**** Given records ****
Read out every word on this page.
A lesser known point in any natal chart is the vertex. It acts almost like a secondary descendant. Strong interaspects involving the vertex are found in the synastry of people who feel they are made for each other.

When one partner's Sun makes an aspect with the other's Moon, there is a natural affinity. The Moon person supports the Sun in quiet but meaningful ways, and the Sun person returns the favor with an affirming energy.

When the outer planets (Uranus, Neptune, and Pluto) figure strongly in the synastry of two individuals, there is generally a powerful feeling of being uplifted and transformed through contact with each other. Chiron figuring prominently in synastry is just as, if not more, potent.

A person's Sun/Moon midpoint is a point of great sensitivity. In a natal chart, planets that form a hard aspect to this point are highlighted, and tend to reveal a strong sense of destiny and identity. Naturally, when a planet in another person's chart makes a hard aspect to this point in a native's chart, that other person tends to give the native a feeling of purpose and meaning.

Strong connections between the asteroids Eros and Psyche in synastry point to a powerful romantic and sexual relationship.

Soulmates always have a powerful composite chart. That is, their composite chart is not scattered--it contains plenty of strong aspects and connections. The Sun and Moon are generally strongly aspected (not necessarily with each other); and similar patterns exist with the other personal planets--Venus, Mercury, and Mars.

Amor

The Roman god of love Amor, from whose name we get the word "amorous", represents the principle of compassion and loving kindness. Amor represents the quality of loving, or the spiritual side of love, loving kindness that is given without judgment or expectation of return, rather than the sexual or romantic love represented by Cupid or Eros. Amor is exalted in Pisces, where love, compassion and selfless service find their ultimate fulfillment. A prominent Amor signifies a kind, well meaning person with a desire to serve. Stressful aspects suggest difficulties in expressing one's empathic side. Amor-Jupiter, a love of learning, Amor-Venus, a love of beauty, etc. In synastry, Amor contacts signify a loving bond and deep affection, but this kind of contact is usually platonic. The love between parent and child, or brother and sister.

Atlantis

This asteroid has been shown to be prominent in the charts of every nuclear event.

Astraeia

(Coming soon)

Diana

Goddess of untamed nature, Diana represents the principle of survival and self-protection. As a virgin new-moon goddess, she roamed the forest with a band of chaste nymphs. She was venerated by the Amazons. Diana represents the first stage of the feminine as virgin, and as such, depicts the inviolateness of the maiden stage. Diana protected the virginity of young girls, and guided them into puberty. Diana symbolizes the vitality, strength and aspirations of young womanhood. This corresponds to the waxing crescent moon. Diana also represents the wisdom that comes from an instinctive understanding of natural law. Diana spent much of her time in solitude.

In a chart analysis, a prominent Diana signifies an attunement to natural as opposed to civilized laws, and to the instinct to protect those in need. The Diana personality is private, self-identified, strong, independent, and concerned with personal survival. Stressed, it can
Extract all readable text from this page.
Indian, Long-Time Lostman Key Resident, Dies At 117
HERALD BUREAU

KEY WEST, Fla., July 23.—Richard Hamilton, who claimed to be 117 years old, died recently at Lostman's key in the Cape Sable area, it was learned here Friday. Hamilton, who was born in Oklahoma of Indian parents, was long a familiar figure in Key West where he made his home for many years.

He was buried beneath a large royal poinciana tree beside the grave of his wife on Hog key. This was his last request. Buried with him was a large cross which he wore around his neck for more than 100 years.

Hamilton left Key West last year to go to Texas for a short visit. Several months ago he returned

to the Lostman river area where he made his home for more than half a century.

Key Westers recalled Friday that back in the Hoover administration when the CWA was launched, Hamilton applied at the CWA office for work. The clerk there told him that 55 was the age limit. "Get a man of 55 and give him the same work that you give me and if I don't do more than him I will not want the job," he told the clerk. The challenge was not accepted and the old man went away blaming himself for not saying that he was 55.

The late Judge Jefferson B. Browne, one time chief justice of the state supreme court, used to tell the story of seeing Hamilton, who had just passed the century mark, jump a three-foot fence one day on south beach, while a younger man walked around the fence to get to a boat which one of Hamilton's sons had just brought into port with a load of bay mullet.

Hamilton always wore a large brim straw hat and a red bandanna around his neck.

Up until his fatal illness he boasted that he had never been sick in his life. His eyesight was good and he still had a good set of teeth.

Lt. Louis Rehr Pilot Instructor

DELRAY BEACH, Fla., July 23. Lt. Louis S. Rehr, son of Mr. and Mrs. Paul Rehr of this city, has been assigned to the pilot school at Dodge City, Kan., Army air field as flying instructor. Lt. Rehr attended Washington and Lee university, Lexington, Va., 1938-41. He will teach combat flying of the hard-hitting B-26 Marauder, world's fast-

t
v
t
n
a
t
****
Job
Identify which lines contain the word "Louis" and copy each one.

Worked solution
Lt. Louis Rehr Pilot Instructor
DELRAY BEACH, Fla., July 23. Lt. Louis S. Rehr, son of Mr. and Mrs. Paul Rehr of this city, has been assigned to the pilot school at Dodge City, Kan., Army air field as flying instructor. Lt. Rehr attended Washington and Lee university, Lexington, Va., 1938-41. He will teach combat flying of the hard-hitting B-26 Marauder, world's fast-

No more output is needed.